#### [Information supplied]
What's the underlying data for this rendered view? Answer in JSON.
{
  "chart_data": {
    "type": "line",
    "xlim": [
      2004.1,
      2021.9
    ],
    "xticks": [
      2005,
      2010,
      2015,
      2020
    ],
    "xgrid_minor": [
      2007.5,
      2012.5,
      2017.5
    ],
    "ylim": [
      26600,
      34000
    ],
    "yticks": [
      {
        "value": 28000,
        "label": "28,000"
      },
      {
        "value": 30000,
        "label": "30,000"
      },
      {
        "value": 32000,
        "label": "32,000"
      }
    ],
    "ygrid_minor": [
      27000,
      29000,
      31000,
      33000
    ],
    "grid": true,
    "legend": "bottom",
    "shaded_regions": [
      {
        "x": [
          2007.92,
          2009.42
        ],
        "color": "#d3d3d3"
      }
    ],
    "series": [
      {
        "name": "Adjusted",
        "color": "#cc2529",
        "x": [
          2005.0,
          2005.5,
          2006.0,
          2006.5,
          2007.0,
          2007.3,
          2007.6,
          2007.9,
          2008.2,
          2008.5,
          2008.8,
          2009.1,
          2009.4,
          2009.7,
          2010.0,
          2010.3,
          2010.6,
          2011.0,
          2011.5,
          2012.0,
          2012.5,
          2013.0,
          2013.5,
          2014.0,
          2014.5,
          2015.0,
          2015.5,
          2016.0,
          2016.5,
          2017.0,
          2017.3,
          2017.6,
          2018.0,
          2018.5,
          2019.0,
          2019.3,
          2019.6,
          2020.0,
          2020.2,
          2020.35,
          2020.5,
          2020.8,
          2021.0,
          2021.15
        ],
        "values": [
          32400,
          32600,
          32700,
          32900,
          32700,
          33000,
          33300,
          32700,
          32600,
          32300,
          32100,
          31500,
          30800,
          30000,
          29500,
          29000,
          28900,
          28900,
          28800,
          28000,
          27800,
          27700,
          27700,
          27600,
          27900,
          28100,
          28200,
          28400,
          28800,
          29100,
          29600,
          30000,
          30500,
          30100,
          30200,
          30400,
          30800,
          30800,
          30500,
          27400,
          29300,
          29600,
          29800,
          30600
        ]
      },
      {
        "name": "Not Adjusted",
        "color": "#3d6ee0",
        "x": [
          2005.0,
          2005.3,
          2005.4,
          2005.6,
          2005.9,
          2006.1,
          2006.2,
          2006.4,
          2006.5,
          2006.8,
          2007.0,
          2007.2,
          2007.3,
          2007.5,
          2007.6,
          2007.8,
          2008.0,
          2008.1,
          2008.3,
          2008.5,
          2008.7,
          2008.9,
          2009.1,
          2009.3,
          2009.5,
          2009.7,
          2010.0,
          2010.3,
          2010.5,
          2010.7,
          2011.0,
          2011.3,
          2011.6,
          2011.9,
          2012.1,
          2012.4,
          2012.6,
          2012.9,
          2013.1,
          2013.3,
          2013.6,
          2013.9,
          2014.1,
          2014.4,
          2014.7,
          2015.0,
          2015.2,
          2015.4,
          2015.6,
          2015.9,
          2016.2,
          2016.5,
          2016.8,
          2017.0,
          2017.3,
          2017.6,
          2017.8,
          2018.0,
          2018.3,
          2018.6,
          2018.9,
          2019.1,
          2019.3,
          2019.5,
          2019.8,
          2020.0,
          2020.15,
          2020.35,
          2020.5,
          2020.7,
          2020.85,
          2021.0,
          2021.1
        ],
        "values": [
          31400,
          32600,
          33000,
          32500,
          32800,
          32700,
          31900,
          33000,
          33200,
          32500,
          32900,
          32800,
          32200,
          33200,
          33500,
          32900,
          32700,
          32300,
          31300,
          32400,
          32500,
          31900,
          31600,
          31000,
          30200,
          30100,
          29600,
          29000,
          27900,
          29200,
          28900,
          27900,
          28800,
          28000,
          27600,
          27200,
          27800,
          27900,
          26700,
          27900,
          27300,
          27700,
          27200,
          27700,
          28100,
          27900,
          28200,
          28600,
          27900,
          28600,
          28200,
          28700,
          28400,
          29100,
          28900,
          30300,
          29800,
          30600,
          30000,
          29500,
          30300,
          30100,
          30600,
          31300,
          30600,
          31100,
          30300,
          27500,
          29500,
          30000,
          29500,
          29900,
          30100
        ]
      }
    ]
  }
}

#### [Set task]
Using the listing above, retype each line exactly.

#### [Output for this exercise]
What's the underlying data for this rendered view? Answer in JSON.
{
  "chart_data": {
    "type": "line",
    "xlim": [
      2004.1,
      2021.9
    ],
    "xticks": [
      2005,
      2010,
      2015,
      2020
    ],
    "xgrid_minor": [
      2007.5,
      2012.5,
      2017.5
    ],
    "ylim": [
      26600,
      34000
    ],
    "yticks": [
      {
        "value": 28000,
        "label": "28,000"
      },
      {
        "value": 30000,
        "label": "30,000"
      },
      {
        "value": 32000,
        "label": "32,000"
      }
    ],
    "ygrid_minor": [
      27000,
      29000,
      31000,
      33000
    ],
    "grid": true,
    "legend": "bottom",
    "shaded_regions": [
      {
        "x": [
          2007.92,
          2009.42
        ],
        "color": "#d3d3d3"
      }
    ],
    "series": [
      {
        "name": "Adjusted",
        "color": "#cc2529",
        "x": [
          2005.0,
          2005.5,
          2006.0,
          2006.5,
          2007.0,
          2007.3,
          2007.6,
          2007.9,
          2008.2,
          2008.5,
          2008.8,
          2009.1,
          2009.4,
          2009.7,
          2010.0,
          2010.3,
          2010.6,
          2011.0,
          2011.5,
          2012.0,
          2012.5,
          2013.0,
          2013.5,
          2014.0,
          2014.5,
          2015.0,
          2015.5,
          2016.0,
          2016.5,
          2017.0,
          2017.3,
          2017.6,
          2018.0,
          2018.5,
          2019.0,
          2019.3,
          2019.6,
          2020.0,
          2020.2,
          2020.35,
          2020.5,
          2020.8,
          2021.0,
          2021.15
        ],
        "values": [
          32400,
          32600,
          32700,
          32900,
          32700,
          33000,
          33300,
          32700,
          32600,
          32300,
          32100,
          31500,
          30800,
          30000,
          29500,
          29000,
          28900,
          28900,
          28800,
          28000,
          27800,
          27700,
          27700,
          27600,
          27900,
          28100,
          28200,
          28400,
          28800,
          29100,
          29600,
          30000,
          30500,
          30100,
          30200,
          30400,
          30800,
          30800,
          30500,
          27400,
          29300,
          29600,
          29800,
          30600
        ]
      },
      {
        "name": "Not Adjusted",
        "color": "#3d6ee0",
        "x": [
          2005.0,
          2005.3,
          2005.4,
          2005.6,
          2005.9,
          2006.1,
          2006.2,
          2006.4,
          2006.5,
          2006.8,
          2007.0,
          2007.2,
          2007.3,
          2007.5,
          2007.6,
          2007.8,
          2008.0,
          2008.1,
          2008.3,
          2008.5,
          2008.7,
          2008.9,
          2009.1,
          2009.3,
          2009.5,
          2009.7,
          2010.0,
          2010.3,
          2010.5,
          2010.7,
          2011.0,
          2011.3,
          2011.6,
          2011.9,
          2012.1,
          2012.4,
          2012.6,
          2012.9,
          2013.1,
          2013.3,
          2013.6,
          2013.9,
          2014.1,
          2014.4,
          2014.7,
          2015.0,
          2015.2,
          2015.4,
          2015.6,
          2015.9,
          2016.2,
          2016.5,
          2016.8,
          2017.0,
          2017.3,
          2017.6,
          2017.8,
          2018.0,
          2018.3,
          2018.6,
          2018.9,
          2019.1,
          2019.3,
          2019.5,
          2019.8,
          2020.0,
          2020.15,
          2020.35,
          2020.5,
          2020.7,
          2020.85,
          2021.0,
          2021.1
        ],
        "values": [
          31400,
          32600,
          33000,
          32500,
          32800,
          32700,
          31900,
          33000,
          33200,
          32500,
          32900,
          32800,
          32200,
          33200,
          33500,
          32900,
          32700,
          32300,
          31300,
          32400,
          32500,
          31900,
          31600,
          31000,
          30200,
          30100,
          29600,
          29000,
          27900,
          29200,
          28900,
          27900,
          28800,
          28000,
          27600,
          27200,
          27800,
          27900,
          26700,
          27900,
          27300,
          27700,
          27200,
          27700,
          28100,
          27900,
          28200,
          28600,
          27900,
          28600,
          28200,
          28700,
          28400,
          29100,
          28900,
          30300,
          29800,
          30600,
          30000,
          29500,
          30300,
          30100,
          30600,
          31300,
          30600,
          31100,
          30300,
          27500,
          29500,
          30000,
          29500,
          29900,
          30100
        ]
      }
    ]
  }
}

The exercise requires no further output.